> _The request_:
Identify and reproduce every line holding the string "marker".

> _A block of data_:
┌────────

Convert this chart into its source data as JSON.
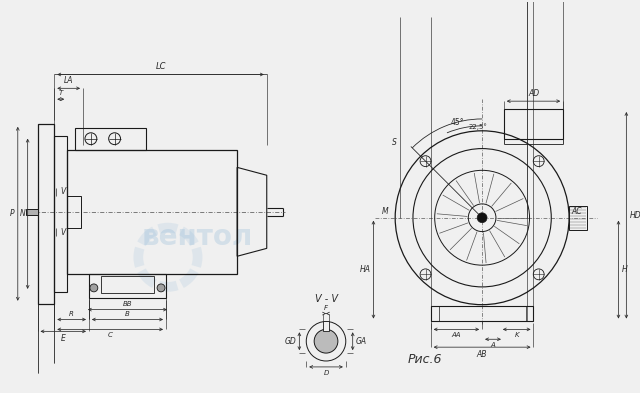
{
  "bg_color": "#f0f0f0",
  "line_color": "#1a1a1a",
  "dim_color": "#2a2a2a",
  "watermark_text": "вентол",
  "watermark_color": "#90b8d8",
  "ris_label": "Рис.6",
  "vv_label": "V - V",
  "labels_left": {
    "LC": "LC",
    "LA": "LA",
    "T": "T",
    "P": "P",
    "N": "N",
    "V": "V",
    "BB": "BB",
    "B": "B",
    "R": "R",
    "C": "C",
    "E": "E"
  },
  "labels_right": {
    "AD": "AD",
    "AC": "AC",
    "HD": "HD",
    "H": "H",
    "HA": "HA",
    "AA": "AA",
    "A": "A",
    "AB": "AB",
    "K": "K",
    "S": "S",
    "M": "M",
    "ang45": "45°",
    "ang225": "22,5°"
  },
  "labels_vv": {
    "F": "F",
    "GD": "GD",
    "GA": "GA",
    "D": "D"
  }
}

└────────
┌────────

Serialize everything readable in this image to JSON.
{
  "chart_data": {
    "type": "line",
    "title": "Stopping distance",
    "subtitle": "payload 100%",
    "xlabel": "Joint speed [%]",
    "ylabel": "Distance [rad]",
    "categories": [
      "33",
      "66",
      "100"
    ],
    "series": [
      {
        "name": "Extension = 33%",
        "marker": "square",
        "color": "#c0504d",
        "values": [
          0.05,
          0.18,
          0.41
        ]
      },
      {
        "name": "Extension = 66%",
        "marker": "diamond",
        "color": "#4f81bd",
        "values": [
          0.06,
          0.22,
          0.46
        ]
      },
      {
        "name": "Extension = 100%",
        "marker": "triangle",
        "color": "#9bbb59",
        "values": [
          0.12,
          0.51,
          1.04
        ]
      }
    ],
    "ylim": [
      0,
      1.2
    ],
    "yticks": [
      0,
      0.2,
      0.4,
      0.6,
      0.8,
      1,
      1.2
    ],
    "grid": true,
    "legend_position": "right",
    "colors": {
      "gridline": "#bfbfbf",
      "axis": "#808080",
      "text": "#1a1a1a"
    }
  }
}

└────────

> _Result below_:
        "marker": "square",
        "marker": "diamond",
        "marker": "triangle",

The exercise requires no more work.